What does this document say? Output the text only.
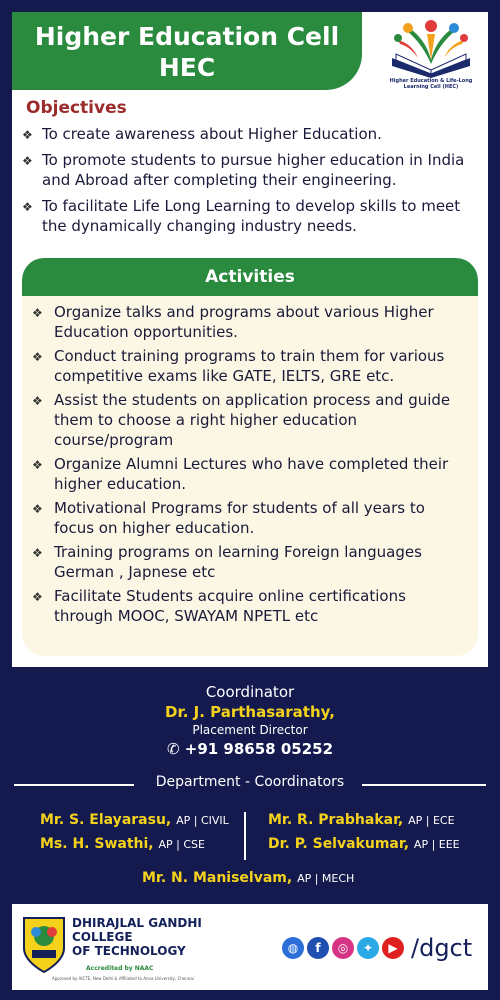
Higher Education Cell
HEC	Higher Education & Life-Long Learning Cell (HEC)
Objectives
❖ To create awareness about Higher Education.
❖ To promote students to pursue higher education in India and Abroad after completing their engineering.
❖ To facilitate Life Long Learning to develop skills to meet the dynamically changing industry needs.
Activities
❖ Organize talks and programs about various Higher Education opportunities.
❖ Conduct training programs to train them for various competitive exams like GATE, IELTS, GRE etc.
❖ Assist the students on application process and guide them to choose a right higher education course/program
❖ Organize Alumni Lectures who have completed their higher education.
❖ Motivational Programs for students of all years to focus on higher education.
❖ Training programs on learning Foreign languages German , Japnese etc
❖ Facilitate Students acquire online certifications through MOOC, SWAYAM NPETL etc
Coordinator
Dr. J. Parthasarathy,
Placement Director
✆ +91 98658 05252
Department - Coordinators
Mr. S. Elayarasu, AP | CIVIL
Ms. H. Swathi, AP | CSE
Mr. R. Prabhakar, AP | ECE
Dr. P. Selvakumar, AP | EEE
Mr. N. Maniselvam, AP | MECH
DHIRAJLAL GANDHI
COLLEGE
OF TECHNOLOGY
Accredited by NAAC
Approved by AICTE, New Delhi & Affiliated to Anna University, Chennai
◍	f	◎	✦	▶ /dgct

---

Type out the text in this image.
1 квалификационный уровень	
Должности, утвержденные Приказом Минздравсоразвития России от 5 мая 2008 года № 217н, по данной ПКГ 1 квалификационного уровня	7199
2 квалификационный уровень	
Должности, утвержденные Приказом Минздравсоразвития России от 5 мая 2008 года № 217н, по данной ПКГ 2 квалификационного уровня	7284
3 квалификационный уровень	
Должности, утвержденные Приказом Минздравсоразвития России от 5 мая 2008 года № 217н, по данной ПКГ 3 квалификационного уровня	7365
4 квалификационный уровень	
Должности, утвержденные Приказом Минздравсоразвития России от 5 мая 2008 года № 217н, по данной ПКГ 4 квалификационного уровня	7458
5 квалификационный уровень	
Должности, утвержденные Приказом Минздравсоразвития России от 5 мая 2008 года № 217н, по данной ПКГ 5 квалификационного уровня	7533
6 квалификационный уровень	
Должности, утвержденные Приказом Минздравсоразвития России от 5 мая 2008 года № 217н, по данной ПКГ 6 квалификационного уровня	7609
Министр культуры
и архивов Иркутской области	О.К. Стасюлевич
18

What this task involves
Return every line above in which the string "their" occurs.

Exercise output
❖ To promote students to pursue higher education in India and Abroad after completing their engineering.
❖ Organize Alumni Lectures who have completed their higher education.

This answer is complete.